▶ [Directions] From the records below, pull each line that has "sofa".

▶ [Data entries]
——
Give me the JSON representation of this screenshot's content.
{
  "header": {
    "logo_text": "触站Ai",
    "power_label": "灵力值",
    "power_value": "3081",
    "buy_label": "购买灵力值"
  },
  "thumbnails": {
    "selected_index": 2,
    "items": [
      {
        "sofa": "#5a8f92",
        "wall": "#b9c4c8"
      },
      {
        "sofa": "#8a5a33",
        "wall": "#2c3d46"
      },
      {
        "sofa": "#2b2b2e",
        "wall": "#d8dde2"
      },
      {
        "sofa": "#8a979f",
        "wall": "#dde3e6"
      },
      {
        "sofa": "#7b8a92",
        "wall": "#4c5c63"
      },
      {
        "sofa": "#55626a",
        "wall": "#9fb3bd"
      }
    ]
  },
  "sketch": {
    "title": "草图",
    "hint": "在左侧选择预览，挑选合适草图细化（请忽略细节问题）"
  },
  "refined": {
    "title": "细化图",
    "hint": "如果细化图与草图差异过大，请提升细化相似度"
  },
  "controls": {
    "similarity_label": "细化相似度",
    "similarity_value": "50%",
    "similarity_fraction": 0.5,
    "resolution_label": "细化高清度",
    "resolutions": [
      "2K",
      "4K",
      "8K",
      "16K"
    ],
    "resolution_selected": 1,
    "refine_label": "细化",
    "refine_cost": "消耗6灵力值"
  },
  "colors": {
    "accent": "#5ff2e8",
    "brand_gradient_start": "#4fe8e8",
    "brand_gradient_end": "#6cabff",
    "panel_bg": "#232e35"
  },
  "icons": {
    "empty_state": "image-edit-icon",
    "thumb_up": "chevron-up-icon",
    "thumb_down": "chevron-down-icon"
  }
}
——
▶ [Solution]
        "sofa": "#5a8f92",
        "sofa": "#8a5a33",
        "sofa": "#2b2b2e",
        "sofa": "#8a979f",
        "sofa": "#7b8a92",
        "sofa": "#55626a",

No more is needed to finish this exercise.